Tony Haygarth obituary
Distinctive supporting actor on television, stage and filmTony Haygarth, who has died aged 72, was a salt-of-the-earth Liverpudlian actor who became a familiar face on television in series such as Emmerdale (in which he played Mick Naylor), The Bill and New Tricks, while sustaining a reputation as one of Britain’s most distinctive, and reliable, supporting actors on the main national stages.
In the mid-1990s this reputation became a little more serious when he won Equity’s Clarence Derwent award for his performance as a compromised racetrack commissioner in Sam Shepard’s Simpatico, a wonderful series of duologues in junk towns on the freeway running from Los Angeles to the desert, at the Royal Court; and secured an Olivier award nomination for his magnificent performance as the blustery redneck Juror No 3 in Harold Pinter’s West End revival of Twelve Angry Men.
These were pivotal performances in a career that embraced new writing, poetry and classic roles such as the dustman Alfred Doolittle, father of Eliza, in Shaw’s Pygmalion, directed by Peter Hall at the Theatre Royal, Bath, in 2007 and the Old Vic, in 2008. Haygarth’s garrulous class warrior, “one of the undeserving poor ruined by middle-class morality”, phrased his comic speeches in rapidly articulated gulps. He more than held the stage alongside Tim Pigott-Smith’s superb Henry Higgins and a beguiling, willowy newcomer, Michelle Dockery (soon to be cast as Lady Mary in Downton Abbey), as his determined daughter.
Tony, born and bred in Anfield, Liverpool, was the only child of Stanley Haygarth, a bus conductor, and his wife, Mary. He was educated in Liverpool at All Saints Catholic primary school and Marlborough college, where he developed an enthusiasm for Shakespeare and started writing poetry. From 1963 onwards he worked variously as a lifeguard in Torquay, a psychiatric nurse at Sefton general hospital and as an escapologist and fire-breather in a travelling circus. He started reading his poetry, and that of others, with the Liverpool poets clustered around Roger McGough and Brian Patten.
After he saw the light while performing in an amateur pantomime, his father, in an act of inspirational encouragement, dispatched him and his friend Geoffrey Hughes to London with a few pounds each to try to become actors (Hughes would become Eddie Yeats in Coronation Street). Haygarth worked in schools tours and was first noted in London when Stanley Eveling’s Dear Janet Rosenberg, Dear Mr Kooning, directed at the Traverse theatre, Edinburgh, by Max Stafford-Clark, went south to the Royal Court; he played a diehard royalist developing a relationship, first by post, then face-to-face, with a young admirer, played by Susan Carpenter.
Haygarth had a notable physical presence, robust and gentle at the same time – he was good at playing incredulous outsiders and eccentrics – and an utterly distinctive voice, liquid, slightly lisping, treacly and musical. He made a film debut in Ralph Thomas’s Percy (1971), with Hywel Bennett as the hyper-active recipient of a penis transplant, and followed with vivid cameos in Otto Preminger’s The Human Factor (1979), Tom Clegg’s McVicar (1980), as Renfield in John Badham’s Dracula (1979) starring Frank Langella and Laurence Olivier, and in Lindsay Anderson’s Britannia Hospital (1982).

- Saved entries -
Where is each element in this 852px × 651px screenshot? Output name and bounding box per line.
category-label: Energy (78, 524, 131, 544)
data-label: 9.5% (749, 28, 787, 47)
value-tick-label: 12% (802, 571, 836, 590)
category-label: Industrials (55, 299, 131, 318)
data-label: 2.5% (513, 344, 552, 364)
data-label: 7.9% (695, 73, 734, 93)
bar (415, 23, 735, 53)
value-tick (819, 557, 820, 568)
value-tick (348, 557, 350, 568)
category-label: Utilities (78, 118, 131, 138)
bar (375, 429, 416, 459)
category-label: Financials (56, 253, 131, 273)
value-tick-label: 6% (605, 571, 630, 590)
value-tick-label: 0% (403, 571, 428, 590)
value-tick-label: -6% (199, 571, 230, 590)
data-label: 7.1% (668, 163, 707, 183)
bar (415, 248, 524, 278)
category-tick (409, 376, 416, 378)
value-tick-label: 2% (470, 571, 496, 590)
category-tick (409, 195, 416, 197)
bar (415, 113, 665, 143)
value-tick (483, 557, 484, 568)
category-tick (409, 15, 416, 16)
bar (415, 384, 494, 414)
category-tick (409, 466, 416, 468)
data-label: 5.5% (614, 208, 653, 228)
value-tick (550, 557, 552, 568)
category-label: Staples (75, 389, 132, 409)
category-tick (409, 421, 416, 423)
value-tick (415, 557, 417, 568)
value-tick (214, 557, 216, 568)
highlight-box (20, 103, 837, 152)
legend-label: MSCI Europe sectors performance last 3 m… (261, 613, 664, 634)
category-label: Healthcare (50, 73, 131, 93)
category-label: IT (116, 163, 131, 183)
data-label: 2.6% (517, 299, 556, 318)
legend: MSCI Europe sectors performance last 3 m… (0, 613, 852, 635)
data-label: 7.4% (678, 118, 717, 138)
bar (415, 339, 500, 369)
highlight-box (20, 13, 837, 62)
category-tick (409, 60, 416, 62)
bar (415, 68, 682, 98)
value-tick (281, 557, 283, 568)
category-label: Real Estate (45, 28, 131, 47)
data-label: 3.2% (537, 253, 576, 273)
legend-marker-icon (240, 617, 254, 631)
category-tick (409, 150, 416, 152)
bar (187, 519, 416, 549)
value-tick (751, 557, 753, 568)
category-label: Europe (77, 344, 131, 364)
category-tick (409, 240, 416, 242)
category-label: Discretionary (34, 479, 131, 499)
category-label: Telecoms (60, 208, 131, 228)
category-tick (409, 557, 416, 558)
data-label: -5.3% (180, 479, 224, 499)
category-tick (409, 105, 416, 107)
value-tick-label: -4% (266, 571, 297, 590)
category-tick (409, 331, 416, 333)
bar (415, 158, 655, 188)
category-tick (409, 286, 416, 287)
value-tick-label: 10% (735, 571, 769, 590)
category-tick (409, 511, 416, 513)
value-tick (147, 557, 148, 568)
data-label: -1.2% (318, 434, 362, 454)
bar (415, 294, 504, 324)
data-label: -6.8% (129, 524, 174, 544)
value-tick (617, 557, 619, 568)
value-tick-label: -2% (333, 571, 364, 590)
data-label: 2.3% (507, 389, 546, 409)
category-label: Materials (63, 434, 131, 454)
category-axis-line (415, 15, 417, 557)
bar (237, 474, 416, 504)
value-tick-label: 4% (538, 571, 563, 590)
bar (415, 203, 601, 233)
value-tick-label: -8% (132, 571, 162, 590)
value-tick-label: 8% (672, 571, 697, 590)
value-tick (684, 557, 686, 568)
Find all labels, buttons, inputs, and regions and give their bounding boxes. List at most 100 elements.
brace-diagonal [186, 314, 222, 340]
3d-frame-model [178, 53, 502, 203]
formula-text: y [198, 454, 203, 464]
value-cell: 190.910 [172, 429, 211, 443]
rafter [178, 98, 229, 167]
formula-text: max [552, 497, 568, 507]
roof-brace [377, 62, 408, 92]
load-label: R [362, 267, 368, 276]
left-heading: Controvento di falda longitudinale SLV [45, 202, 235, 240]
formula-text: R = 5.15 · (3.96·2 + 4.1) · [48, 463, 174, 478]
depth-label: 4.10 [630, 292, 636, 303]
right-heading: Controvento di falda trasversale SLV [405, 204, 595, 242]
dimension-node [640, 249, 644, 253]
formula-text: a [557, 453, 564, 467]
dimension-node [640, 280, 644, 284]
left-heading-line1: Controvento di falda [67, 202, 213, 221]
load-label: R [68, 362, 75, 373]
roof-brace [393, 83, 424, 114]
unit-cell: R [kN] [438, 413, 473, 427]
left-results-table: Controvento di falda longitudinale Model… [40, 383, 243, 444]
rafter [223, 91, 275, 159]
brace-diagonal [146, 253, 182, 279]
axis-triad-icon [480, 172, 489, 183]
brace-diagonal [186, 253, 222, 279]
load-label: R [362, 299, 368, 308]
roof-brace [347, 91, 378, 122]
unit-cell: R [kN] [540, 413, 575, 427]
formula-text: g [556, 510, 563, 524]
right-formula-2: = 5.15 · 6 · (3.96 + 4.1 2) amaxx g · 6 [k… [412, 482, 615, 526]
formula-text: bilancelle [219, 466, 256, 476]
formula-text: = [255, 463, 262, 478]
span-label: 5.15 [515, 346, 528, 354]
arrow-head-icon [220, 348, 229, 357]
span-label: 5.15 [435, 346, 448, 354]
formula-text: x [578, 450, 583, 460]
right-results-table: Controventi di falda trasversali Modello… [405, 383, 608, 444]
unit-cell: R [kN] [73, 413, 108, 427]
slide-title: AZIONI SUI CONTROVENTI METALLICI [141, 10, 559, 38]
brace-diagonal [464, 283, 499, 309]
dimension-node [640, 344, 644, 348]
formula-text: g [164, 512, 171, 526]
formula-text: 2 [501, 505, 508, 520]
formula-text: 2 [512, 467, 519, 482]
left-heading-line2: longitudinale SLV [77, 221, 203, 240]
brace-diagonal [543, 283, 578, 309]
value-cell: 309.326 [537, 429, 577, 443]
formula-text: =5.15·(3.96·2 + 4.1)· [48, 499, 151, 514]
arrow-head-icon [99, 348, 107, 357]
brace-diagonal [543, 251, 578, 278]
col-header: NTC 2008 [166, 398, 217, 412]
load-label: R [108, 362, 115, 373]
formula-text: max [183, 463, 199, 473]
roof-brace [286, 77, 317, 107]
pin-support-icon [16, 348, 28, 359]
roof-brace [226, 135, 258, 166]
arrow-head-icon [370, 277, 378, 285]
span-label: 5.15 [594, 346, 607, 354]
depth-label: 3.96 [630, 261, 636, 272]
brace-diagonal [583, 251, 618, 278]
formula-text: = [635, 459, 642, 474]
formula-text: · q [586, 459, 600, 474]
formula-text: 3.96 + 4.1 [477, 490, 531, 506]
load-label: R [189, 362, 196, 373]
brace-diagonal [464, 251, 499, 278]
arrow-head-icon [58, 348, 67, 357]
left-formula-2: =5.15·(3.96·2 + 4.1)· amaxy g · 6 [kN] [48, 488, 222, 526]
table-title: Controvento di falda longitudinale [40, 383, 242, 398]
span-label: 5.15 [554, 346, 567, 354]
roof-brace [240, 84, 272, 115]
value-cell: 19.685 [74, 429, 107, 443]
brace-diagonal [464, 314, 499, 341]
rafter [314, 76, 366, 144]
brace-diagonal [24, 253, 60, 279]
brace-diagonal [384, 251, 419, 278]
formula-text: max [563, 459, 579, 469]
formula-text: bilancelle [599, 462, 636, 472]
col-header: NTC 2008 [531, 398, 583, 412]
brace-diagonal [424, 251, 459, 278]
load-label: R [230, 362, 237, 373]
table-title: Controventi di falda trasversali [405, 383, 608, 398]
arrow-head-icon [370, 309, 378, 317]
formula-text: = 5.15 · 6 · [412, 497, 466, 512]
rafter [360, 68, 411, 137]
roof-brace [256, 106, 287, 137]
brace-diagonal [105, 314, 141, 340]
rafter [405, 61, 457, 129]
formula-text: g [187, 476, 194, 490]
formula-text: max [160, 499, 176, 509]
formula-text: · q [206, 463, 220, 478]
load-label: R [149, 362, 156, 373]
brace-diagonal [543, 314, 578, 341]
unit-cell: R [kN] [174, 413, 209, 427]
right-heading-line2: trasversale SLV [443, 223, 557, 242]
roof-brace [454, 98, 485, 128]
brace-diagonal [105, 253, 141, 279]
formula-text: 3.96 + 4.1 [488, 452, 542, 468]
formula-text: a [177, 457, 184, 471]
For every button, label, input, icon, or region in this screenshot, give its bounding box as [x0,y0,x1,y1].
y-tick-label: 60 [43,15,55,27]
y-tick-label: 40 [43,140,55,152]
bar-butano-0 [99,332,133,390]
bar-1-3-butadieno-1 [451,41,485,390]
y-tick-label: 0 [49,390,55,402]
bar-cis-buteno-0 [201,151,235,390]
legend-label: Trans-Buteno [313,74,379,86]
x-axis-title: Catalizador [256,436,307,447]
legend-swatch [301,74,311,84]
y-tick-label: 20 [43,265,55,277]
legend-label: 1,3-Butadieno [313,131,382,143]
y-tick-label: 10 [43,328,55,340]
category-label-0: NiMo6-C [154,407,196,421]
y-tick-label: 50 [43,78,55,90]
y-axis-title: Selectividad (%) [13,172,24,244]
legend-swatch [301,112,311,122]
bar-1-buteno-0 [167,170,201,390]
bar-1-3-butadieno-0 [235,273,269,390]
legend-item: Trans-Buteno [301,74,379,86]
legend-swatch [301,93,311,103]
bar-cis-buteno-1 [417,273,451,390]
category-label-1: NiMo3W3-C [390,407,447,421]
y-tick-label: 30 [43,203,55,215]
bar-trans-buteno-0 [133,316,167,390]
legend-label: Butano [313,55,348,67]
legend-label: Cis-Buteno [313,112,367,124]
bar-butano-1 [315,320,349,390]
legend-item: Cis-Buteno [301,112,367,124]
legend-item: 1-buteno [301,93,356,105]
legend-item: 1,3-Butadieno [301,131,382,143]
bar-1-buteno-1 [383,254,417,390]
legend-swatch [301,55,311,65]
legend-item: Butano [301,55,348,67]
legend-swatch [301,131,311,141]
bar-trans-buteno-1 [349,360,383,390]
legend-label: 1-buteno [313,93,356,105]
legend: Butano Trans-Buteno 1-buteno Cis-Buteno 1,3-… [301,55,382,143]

- ACTIVITIES -
- A) Answer these questions using the obituary:
(i) Which award did Haygarth win for his performance in Sam Shepard's Simpatico?
(ii) What was his father's job?
(iii) Which role did he play in John Badham's Dracula?
- B) Reproduce the passage of the obituary from "Tony Haygarth obituary" up to and including "main national stages.".

- SOLUTIONS TO THE TASKS -
- A)
(i) Equity's Clarence Derwent award
(ii) Bus conductor
(iii) Renfield

- B)
Tony Haygarth obituary
Distinctive supporting actor on television, stage and filmTony Haygarth, who has died aged 72, was a salt-of-the-earth Liverpudlian actor who became a familiar face on television in series such as Emmerdale (in which he played Mick Naylor), The Bill and New Tricks, while sustaining a reputation as one of Britain’s most distinctive, and reliable, supporting actors on the main national stages.